**What this task involves:**
Give the number of lines in the records below that include "JSON", and nothing more.

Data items
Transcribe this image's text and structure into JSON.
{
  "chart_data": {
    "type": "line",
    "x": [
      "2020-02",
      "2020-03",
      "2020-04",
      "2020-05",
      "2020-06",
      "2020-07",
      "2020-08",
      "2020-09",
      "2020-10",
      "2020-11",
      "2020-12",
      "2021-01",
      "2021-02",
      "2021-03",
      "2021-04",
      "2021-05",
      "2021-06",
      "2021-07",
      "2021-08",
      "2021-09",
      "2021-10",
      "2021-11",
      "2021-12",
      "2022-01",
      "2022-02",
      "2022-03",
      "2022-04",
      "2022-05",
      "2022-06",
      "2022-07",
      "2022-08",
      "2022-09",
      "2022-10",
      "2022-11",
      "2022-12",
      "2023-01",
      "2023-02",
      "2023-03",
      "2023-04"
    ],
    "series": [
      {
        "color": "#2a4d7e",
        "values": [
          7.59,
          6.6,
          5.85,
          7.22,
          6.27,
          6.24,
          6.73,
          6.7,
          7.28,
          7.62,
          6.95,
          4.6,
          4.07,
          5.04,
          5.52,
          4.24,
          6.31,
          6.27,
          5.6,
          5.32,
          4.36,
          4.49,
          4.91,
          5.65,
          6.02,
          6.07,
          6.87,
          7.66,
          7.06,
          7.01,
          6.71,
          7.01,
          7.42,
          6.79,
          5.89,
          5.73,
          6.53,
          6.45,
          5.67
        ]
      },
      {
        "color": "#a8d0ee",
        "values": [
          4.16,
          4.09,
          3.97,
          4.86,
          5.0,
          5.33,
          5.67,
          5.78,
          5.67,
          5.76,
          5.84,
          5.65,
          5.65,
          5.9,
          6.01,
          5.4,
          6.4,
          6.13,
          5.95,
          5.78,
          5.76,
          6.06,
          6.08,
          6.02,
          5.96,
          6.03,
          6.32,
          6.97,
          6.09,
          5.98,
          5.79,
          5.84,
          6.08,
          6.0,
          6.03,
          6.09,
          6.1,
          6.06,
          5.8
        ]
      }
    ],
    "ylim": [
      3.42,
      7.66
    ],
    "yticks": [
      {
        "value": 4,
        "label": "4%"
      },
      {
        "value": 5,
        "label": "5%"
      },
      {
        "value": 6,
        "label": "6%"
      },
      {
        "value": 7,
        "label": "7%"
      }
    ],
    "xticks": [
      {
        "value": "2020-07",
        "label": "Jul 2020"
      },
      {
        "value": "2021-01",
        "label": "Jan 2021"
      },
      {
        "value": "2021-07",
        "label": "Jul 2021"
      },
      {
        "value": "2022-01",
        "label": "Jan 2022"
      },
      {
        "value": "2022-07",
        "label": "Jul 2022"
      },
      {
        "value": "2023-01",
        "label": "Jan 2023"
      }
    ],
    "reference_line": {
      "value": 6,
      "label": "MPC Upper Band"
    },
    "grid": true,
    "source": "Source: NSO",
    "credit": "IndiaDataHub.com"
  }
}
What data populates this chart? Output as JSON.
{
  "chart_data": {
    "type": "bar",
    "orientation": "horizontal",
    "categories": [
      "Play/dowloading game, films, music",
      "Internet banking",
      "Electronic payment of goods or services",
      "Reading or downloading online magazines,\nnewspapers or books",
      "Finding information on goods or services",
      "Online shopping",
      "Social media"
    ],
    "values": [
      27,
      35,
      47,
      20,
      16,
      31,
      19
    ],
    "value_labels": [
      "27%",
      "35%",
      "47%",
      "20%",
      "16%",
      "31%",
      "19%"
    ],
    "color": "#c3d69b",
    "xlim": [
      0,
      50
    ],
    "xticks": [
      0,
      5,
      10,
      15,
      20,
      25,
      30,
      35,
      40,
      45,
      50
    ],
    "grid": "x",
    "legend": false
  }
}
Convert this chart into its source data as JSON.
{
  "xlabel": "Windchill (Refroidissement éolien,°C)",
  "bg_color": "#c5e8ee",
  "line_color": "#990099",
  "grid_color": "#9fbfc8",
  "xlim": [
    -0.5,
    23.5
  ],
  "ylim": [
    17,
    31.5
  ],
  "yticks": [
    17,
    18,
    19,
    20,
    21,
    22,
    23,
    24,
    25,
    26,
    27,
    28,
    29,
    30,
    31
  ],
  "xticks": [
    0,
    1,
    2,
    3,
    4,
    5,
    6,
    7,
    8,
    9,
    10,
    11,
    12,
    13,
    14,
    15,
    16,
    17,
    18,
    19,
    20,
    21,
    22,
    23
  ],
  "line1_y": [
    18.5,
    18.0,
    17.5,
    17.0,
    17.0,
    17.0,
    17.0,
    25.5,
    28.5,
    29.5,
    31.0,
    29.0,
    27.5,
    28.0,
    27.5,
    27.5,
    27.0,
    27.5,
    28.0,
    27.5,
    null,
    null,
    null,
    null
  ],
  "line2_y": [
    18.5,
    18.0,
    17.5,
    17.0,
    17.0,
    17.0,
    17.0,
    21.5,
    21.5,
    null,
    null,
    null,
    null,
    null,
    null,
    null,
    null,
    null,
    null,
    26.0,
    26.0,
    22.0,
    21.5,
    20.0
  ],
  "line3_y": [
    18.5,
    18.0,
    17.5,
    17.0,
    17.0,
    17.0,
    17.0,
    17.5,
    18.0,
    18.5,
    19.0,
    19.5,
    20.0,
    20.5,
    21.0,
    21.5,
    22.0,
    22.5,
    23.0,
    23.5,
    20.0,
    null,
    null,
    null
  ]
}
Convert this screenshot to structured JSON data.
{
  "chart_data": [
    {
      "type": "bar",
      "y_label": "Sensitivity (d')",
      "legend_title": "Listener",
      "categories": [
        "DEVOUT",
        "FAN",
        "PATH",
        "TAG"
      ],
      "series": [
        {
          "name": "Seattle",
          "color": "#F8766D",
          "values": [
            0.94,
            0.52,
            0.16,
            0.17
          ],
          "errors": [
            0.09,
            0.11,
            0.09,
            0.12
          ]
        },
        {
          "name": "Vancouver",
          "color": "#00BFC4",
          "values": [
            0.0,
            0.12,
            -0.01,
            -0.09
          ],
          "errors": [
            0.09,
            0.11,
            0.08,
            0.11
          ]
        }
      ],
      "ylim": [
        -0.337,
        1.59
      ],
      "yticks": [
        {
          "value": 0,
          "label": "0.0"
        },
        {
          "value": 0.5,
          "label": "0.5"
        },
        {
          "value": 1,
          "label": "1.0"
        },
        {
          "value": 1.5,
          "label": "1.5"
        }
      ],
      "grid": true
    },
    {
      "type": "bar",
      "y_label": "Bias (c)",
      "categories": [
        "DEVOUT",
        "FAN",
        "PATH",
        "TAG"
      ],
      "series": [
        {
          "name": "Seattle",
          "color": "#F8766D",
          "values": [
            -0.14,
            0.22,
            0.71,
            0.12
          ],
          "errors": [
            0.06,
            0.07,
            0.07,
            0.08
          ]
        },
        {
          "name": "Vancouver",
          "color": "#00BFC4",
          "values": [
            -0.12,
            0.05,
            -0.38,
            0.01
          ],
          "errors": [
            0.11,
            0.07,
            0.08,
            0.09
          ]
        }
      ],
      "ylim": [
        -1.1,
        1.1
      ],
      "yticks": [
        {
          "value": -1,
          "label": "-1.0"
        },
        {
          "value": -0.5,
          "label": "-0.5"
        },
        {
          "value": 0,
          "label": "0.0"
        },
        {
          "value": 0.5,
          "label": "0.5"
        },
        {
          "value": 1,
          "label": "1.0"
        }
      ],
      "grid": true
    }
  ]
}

**Exercise response:**
4